**WORK REQUIRED:** Set down all of the data that follows word for word, without the images.

[Dataset items]
_ _ _ _ _ _ _
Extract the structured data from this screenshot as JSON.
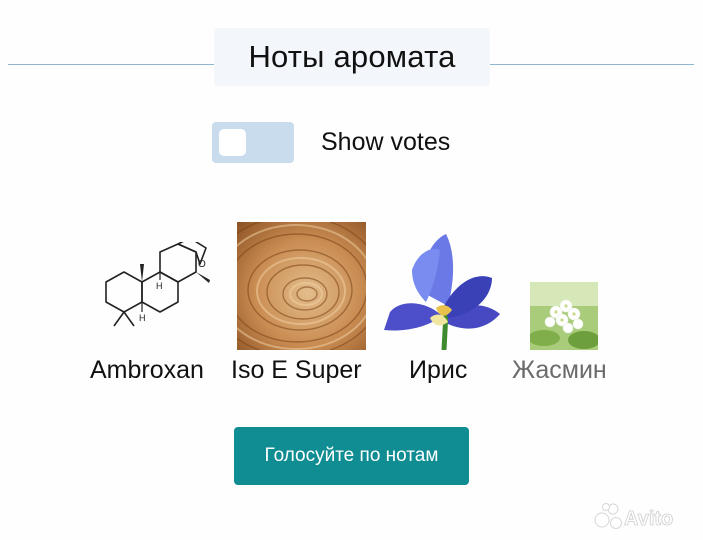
{
  "header": {
    "title": "Ноты аромата"
  },
  "votes_toggle": {
    "label": "Show votes",
    "on": false
  },
  "notes": [
    {
      "label": "Ambroxan",
      "image_kind": "molecule-structure"
    },
    {
      "label": "Iso E Super",
      "image_kind": "wood-texture"
    },
    {
      "label": "Ирис",
      "image_kind": "iris-flower"
    },
    {
      "label": "Жасмин",
      "image_kind": "jasmine-flower"
    }
  ],
  "vote_button": {
    "label": "Голосуйте по нотам"
  },
  "watermark": {
    "text": "Avito"
  },
  "colors": {
    "accent": "#0f8d93",
    "toggle_bg": "#c9dcee",
    "title_bg": "#f3f7fb",
    "rule": "#8fb6cf"
  }
}
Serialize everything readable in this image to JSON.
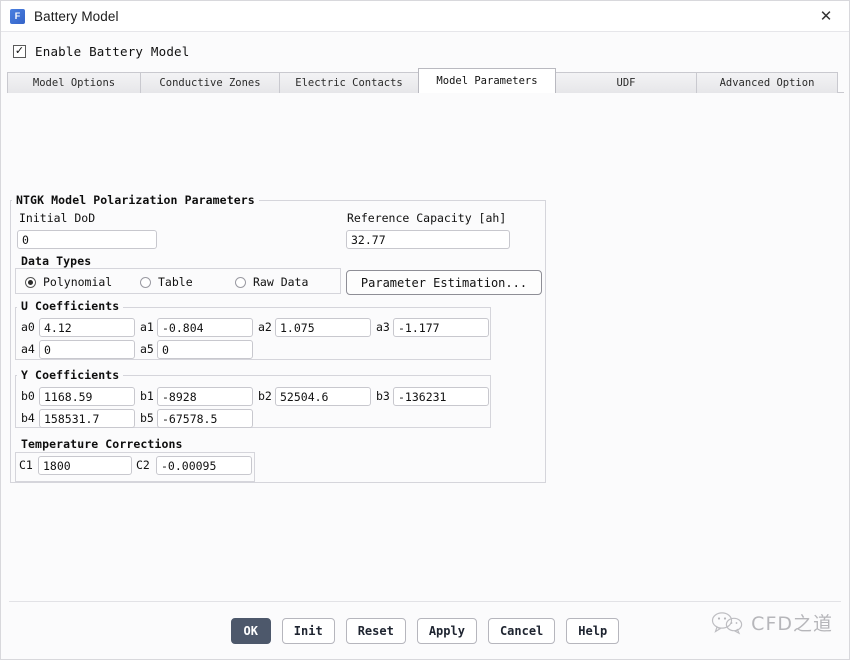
{
  "window": {
    "title": "Battery Model",
    "icon": "fluent-f-icon",
    "close_icon": "close-icon"
  },
  "enable": {
    "label": "Enable Battery Model",
    "checked": true,
    "check_glyph": "✓"
  },
  "tabs": [
    {
      "label": "Model Options",
      "active": false
    },
    {
      "label": "Conductive Zones",
      "active": false
    },
    {
      "label": "Electric Contacts",
      "active": false
    },
    {
      "label": "Model Parameters",
      "active": true
    },
    {
      "label": "UDF",
      "active": false
    },
    {
      "label": "Advanced Option",
      "active": false
    }
  ],
  "panel": {
    "title": "NTGK Model Polarization Parameters",
    "initial_dod": {
      "label": "Initial DoD",
      "value": "0"
    },
    "reference_capacity": {
      "label": "Reference Capacity [ah]",
      "value": "32.77"
    },
    "data_types": {
      "title": "Data Types",
      "options": [
        {
          "label": "Polynomial",
          "selected": true
        },
        {
          "label": "Table",
          "selected": false
        },
        {
          "label": "Raw Data",
          "selected": false
        }
      ]
    },
    "parameter_estimation_button": "Parameter Estimation...",
    "u_coefficients": {
      "title": "U Coefficients",
      "fields": [
        {
          "label": "a0",
          "value": "4.12"
        },
        {
          "label": "a1",
          "value": "-0.804"
        },
        {
          "label": "a2",
          "value": "1.075"
        },
        {
          "label": "a3",
          "value": "-1.177"
        },
        {
          "label": "a4",
          "value": "0"
        },
        {
          "label": "a5",
          "value": "0"
        }
      ]
    },
    "y_coefficients": {
      "title": "Y Coefficients",
      "fields": [
        {
          "label": "b0",
          "value": "1168.59"
        },
        {
          "label": "b1",
          "value": "-8928"
        },
        {
          "label": "b2",
          "value": "52504.6"
        },
        {
          "label": "b3",
          "value": "-136231"
        },
        {
          "label": "b4",
          "value": "158531.7"
        },
        {
          "label": "b5",
          "value": "-67578.5"
        }
      ]
    },
    "temperature_corrections": {
      "title": "Temperature Corrections",
      "fields": [
        {
          "label": "C1",
          "value": "1800"
        },
        {
          "label": "C2",
          "value": "-0.00095"
        }
      ]
    }
  },
  "footer": {
    "buttons": [
      {
        "label": "OK",
        "primary": true
      },
      {
        "label": "Init",
        "primary": false
      },
      {
        "label": "Reset",
        "primary": false
      },
      {
        "label": "Apply",
        "primary": false
      },
      {
        "label": "Cancel",
        "primary": false
      },
      {
        "label": "Help",
        "primary": false
      }
    ]
  },
  "watermark": {
    "text": "CFD之道",
    "icon": "wechat-logo-icon"
  },
  "colors": {
    "accent": "#4d586b",
    "app_icon": "#3564c8",
    "window_bg": "#fbfbfc",
    "tab_active_bg": "#ffffff",
    "border": "#d5d5db"
  }
}
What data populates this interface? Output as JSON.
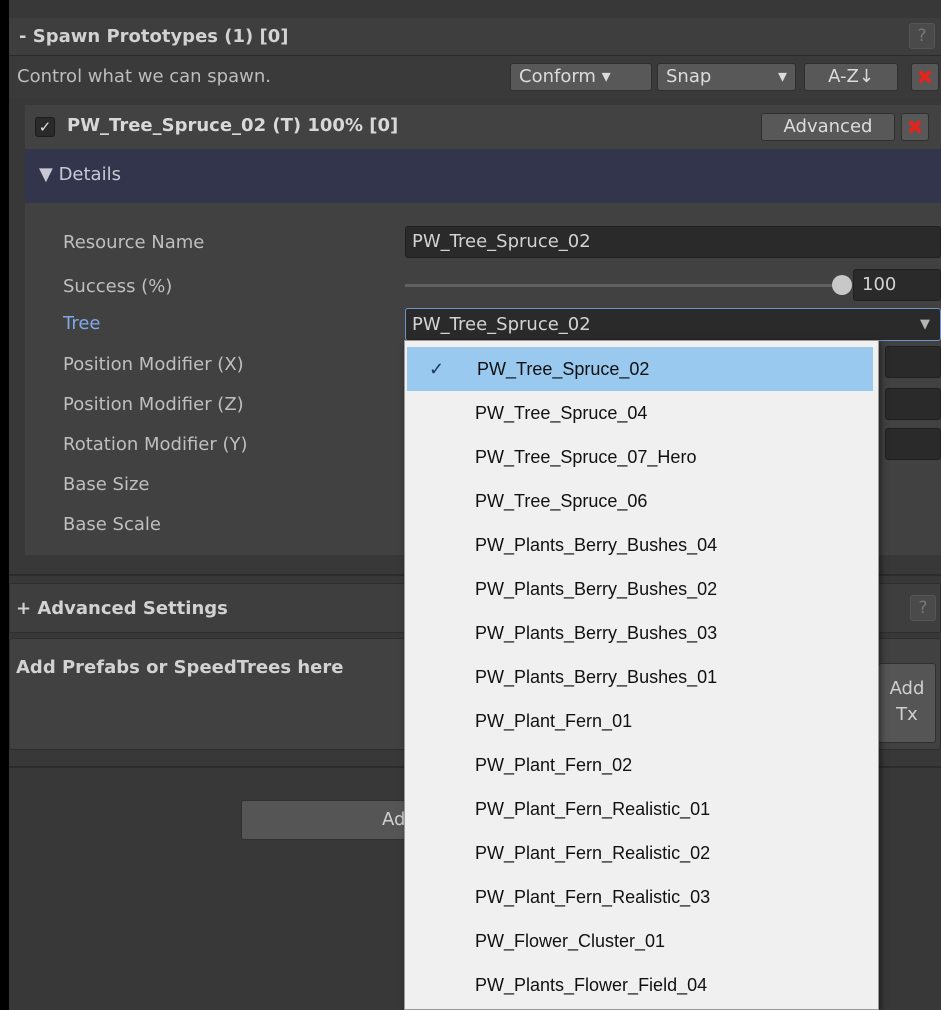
{
  "spawn_section": {
    "title": "- Spawn Prototypes (1) [0]",
    "help": "?",
    "description": "Control what we can spawn.",
    "toolbar": {
      "conform": "Conform ▾",
      "snap": "Snap",
      "snap_arrow": "▾",
      "sort": "A-Z↓",
      "delete": "✖"
    }
  },
  "prototype": {
    "checked": true,
    "check_glyph": "✓",
    "title": "PW_Tree_Spruce_02 (T) 100% [0]",
    "advanced_button": "Advanced",
    "delete": "✖"
  },
  "details": {
    "toggle_label": "▼ Details",
    "fields": {
      "resource_name_label": "Resource Name",
      "resource_name_value": "PW_Tree_Spruce_02",
      "success_label": "Success (%)",
      "success_value": "100",
      "tree_label": "Tree",
      "tree_value": "PW_Tree_Spruce_02",
      "tree_arrow": "▼",
      "position_x_label": "Position Modifier (X)",
      "position_z_label": "Position Modifier (Z)",
      "rotation_y_label": "Rotation Modifier (Y)",
      "base_size_label": "Base Size",
      "base_scale_label": "Base Scale"
    }
  },
  "advanced_settings": {
    "title": "+ Advanced Settings",
    "help": "?"
  },
  "add_area": {
    "title": "Add Prefabs or SpeedTrees here",
    "add_tx_line1": "Add",
    "add_tx_line2": "Tx"
  },
  "bottom_button": {
    "label": "Add"
  },
  "tree_dropdown": {
    "check_glyph": "✓",
    "options": [
      "PW_Tree_Spruce_02",
      "PW_Tree_Spruce_04",
      "PW_Tree_Spruce_07_Hero",
      "PW_Tree_Spruce_06",
      "PW_Plants_Berry_Bushes_04",
      "PW_Plants_Berry_Bushes_02",
      "PW_Plants_Berry_Bushes_03",
      "PW_Plants_Berry_Bushes_01",
      "PW_Plant_Fern_01",
      "PW_Plant_Fern_02",
      "PW_Plant_Fern_Realistic_01",
      "PW_Plant_Fern_Realistic_02",
      "PW_Plant_Fern_Realistic_03",
      "PW_Flower_Cluster_01",
      "PW_Plants_Flower_Field_04"
    ],
    "selected_index": 0
  },
  "colors": {
    "panel_bg": "#383838",
    "details_bar": "#33354d",
    "active_label": "#7fa9e8",
    "delete_red": "#e0251e",
    "dropdown_bg": "#f0f0f0",
    "dropdown_selected": "#99c9ef"
  }
}
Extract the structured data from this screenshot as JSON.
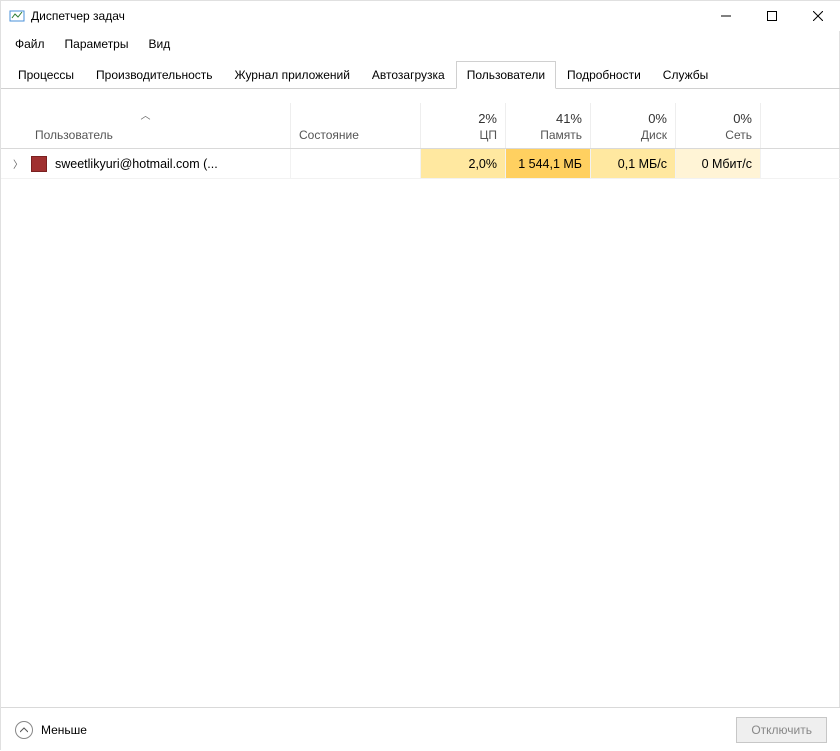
_ _ _ _ _ _ _
**RESPONSE TO THE EXERCISE:**
Extract the structured data from this screenshot as JSON.
{
  "header": {
    "title": "Ноты аромата"
  },
  "votes_toggle": {
    "label": "Show votes",
    "on": false
  },
  "notes": [
    {
      "label": "Ambroxan",
      "image_kind": "molecule-structure"
    },
    {
      "label": "Iso E Super",
      "image_kind": "wood-texture"
    },
    {
      "label": "Ирис",
      "image_kind": "iris-flower"
    },
    {
      "label": "Жасмин",
      "image_kind": "jasmine-flower"
    }
  ],
  "vote_button": {
    "label": "Голосуйте по нотам"
  },
  "watermark": {
    "text": "Avito"
  },
  "colors": {
    "accent": "#0f8d93",
    "toggle_bg": "#c9dcee",
    "title_bg": "#f3f7fb",
    "rule": "#8fb6cf"
  }
}
Serialize everything readable in this image to JSON.
{
  "window": {
    "title": "Battery Model",
    "icon": "fluent-f-icon",
    "close_icon": "close-icon"
  },
  "enable": {
    "label": "Enable Battery Model",
    "checked": true,
    "check_glyph": "✓"
  },
  "tabs": [
    {
      "label": "Model Options",
      "active": false
    },
    {
      "label": "Conductive Zones",
      "active": false
    },
    {
      "label": "Electric Contacts",
      "active": false
    },
    {
      "label": "Model Parameters",
      "active": true
    },
    {
      "label": "UDF",
      "active": false
    },
    {
      "label": "Advanced Option",
      "active": false
    }
  ],
  "panel": {
    "title": "NTGK Model Polarization Parameters",
    "initial_dod": {
      "label": "Initial DoD",
      "value": "0"
    },
    "reference_capacity": {
      "label": "Reference Capacity [ah]",
      "value": "32.77"
    },
    "data_types": {
      "title": "Data Types",
      "options": [
        {
          "label": "Polynomial",
          "selected": true
        },
        {
          "label": "Table",
          "selected": false
        },
        {
          "label": "Raw Data",
          "selected": false
        }
      ]
    },
    "parameter_estimation_button": "Parameter Estimation...",
    "u_coefficients": {
      "title": "U Coefficients",
      "fields": [
        {
          "label": "a0",
          "value": "4.12"
        },
        {
          "label": "a1",
          "value": "-0.804"
        },
        {
          "label": "a2",
          "value": "1.075"
        },
        {
          "label": "a3",
          "value": "-1.177"
        },
        {
          "label": "a4",
          "value": "0"
        },
        {
          "label": "a5",
          "value": "0"
        }
      ]
    },
    "y_coefficients": {
      "title": "Y Coefficients",
      "fields": [
        {
          "label": "b0",
          "value": "1168.59"
        },
        {
          "label": "b1",
          "value": "-8928"
        },
        {
          "label": "b2",
          "value": "52504.6"
        },
        {
          "label": "b3",
          "value": "-136231"
        },
        {
          "label": "b4",
          "value": "158531.7"
        },
        {
          "label": "b5",
          "value": "-67578.5"
        }
      ]
    },
    "temperature_corrections": {
      "title": "Temperature Corrections",
      "fields": [
        {
          "label": "C1",
          "value": "1800"
        },
        {
          "label": "C2",
          "value": "-0.00095"
        }
      ]
    }
  },
  "footer": {
    "buttons": [
      {
        "label": "OK",
        "primary": true
      },
      {
        "label": "Init",
        "primary": false
      },
      {
        "label": "Reset",
        "primary": false
      },
      {
        "label": "Apply",
        "primary": false
      },
      {
        "label": "Cancel",
        "primary": false
      },
      {
        "label": "Help",
        "primary": false
      }
    ]
  },
  "watermark": {
    "text": "CFD之道",
    "icon": "wechat-logo-icon"
  },
  "colors": {
    "accent": "#4d586b",
    "app_icon": "#3564c8",
    "window_bg": "#fbfbfc",
    "tab_active_bg": "#ffffff",
    "border": "#d5d5db"
  }
}
What data populates this interface? Output as JSON.
{
  "spawn_section": {
    "title": "- Spawn Prototypes (1) [0]",
    "help": "?",
    "description": "Control what we can spawn.",
    "toolbar": {
      "conform": "Conform ▾",
      "snap": "Snap",
      "snap_arrow": "▾",
      "sort": "A-Z↓",
      "delete": "✖"
    }
  },
  "prototype": {
    "checked": true,
    "check_glyph": "✓",
    "title": "PW_Tree_Spruce_02 (T) 100% [0]",
    "advanced_button": "Advanced",
    "delete": "✖"
  },
  "details": {
    "toggle_label": "▼ Details",
    "fields": {
      "resource_name_label": "Resource Name",
      "resource_name_value": "PW_Tree_Spruce_02",
      "success_label": "Success (%)",
      "success_value": "100",
      "tree_label": "Tree",
      "tree_value": "PW_Tree_Spruce_02",
      "tree_arrow": "▼",
      "position_x_label": "Position Modifier (X)",
      "position_z_label": "Position Modifier (Z)",
      "rotation_y_label": "Rotation Modifier (Y)",
      "base_size_label": "Base Size",
      "base_scale_label": "Base Scale"
    }
  },
  "advanced_settings": {
    "title": "+ Advanced Settings",
    "help": "?"
  },
  "add_area": {
    "title": "Add Prefabs or SpeedTrees here",
    "add_tx_line1": "Add",
    "add_tx_line2": "Tx"
  },
  "bottom_button": {
    "label": "Add"
  },
  "tree_dropdown": {
    "check_glyph": "✓",
    "options": [
      "PW_Tree_Spruce_02",
      "PW_Tree_Spruce_04",
      "PW_Tree_Spruce_07_Hero",
      "PW_Tree_Spruce_06",
      "PW_Plants_Berry_Bushes_04",
      "PW_Plants_Berry_Bushes_02",
      "PW_Plants_Berry_Bushes_03",
      "PW_Plants_Berry_Bushes_01",
      "PW_Plant_Fern_01",
      "PW_Plant_Fern_02",
      "PW_Plant_Fern_Realistic_01",
      "PW_Plant_Fern_Realistic_02",
      "PW_Plant_Fern_Realistic_03",
      "PW_Flower_Cluster_01",
      "PW_Plants_Flower_Field_04"
    ],
    "selected_index": 0
  },
  "colors": {
    "panel_bg": "#383838",
    "details_bar": "#33354d",
    "active_label": "#7fa9e8",
    "delete_red": "#e0251e",
    "dropdown_bg": "#f0f0f0",
    "dropdown_selected": "#99c9ef"
  }
}
Extract the structured data from this screenshot as JSON.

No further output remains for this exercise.